## [GOAL]
Give the listing below again in full, exactly as written.

## [SUPPLIED DATA]
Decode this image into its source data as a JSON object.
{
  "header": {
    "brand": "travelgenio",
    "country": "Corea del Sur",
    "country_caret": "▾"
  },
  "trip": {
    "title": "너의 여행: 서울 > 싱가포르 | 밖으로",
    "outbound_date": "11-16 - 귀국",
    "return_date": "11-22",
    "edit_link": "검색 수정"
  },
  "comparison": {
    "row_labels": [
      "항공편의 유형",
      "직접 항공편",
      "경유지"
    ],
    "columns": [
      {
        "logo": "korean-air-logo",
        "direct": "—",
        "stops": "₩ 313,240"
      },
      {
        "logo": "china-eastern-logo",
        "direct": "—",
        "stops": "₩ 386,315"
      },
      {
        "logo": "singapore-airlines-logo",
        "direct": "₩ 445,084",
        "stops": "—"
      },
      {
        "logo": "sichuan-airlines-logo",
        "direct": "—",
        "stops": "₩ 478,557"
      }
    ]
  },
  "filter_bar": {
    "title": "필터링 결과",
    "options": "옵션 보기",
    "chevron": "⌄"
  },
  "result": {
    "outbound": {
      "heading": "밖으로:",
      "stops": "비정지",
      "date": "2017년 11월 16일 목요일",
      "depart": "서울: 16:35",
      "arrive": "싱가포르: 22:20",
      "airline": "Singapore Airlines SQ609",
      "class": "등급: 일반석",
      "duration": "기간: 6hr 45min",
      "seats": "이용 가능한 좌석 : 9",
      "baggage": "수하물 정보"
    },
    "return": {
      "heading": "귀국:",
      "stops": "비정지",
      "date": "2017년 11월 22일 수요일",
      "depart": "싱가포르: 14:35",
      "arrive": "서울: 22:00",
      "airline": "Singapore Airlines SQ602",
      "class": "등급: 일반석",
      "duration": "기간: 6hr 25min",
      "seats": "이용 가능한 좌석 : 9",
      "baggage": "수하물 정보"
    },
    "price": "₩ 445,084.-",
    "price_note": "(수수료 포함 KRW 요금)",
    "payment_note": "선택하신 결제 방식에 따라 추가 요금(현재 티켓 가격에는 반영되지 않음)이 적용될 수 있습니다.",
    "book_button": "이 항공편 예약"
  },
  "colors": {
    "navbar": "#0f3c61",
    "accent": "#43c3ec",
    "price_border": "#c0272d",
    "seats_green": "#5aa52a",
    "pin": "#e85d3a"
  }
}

## [WORKED ANSWER]
Decode this image into its source data as a JSON object.
{
  "header": {
    "brand": "travelgenio",
    "country": "Corea del Sur",
    "country_caret": "▾"
  },
  "trip": {
    "title": "너의 여행: 서울 > 싱가포르 | 밖으로",
    "outbound_date": "11-16 - 귀국",
    "return_date": "11-22",
    "edit_link": "검색 수정"
  },
  "comparison": {
    "row_labels": [
      "항공편의 유형",
      "직접 항공편",
      "경유지"
    ],
    "columns": [
      {
        "logo": "korean-air-logo",
        "direct": "—",
        "stops": "₩ 313,240"
      },
      {
        "logo": "china-eastern-logo",
        "direct": "—",
        "stops": "₩ 386,315"
      },
      {
        "logo": "singapore-airlines-logo",
        "direct": "₩ 445,084",
        "stops": "—"
      },
      {
        "logo": "sichuan-airlines-logo",
        "direct": "—",
        "stops": "₩ 478,557"
      }
    ]
  },
  "filter_bar": {
    "title": "필터링 결과",
    "options": "옵션 보기",
    "chevron": "⌄"
  },
  "result": {
    "outbound": {
      "heading": "밖으로:",
      "stops": "비정지",
      "date": "2017년 11월 16일 목요일",
      "depart": "서울: 16:35",
      "arrive": "싱가포르: 22:20",
      "airline": "Singapore Airlines SQ609",
      "class": "등급: 일반석",
      "duration": "기간: 6hr 45min",
      "seats": "이용 가능한 좌석 : 9",
      "baggage": "수하물 정보"
    },
    "return": {
      "heading": "귀국:",
      "stops": "비정지",
      "date": "2017년 11월 22일 수요일",
      "depart": "싱가포르: 14:35",
      "arrive": "서울: 22:00",
      "airline": "Singapore Airlines SQ602",
      "class": "등급: 일반석",
      "duration": "기간: 6hr 25min",
      "seats": "이용 가능한 좌석 : 9",
      "baggage": "수하물 정보"
    },
    "price": "₩ 445,084.-",
    "price_note": "(수수료 포함 KRW 요금)",
    "payment_note": "선택하신 결제 방식에 따라 추가 요금(현재 티켓 가격에는 반영되지 않음)이 적용될 수 있습니다.",
    "book_button": "이 항공편 예약"
  },
  "colors": {
    "navbar": "#0f3c61",
    "accent": "#43c3ec",
    "price_border": "#c0272d",
    "seats_green": "#5aa52a",
    "pin": "#e85d3a"
  }
}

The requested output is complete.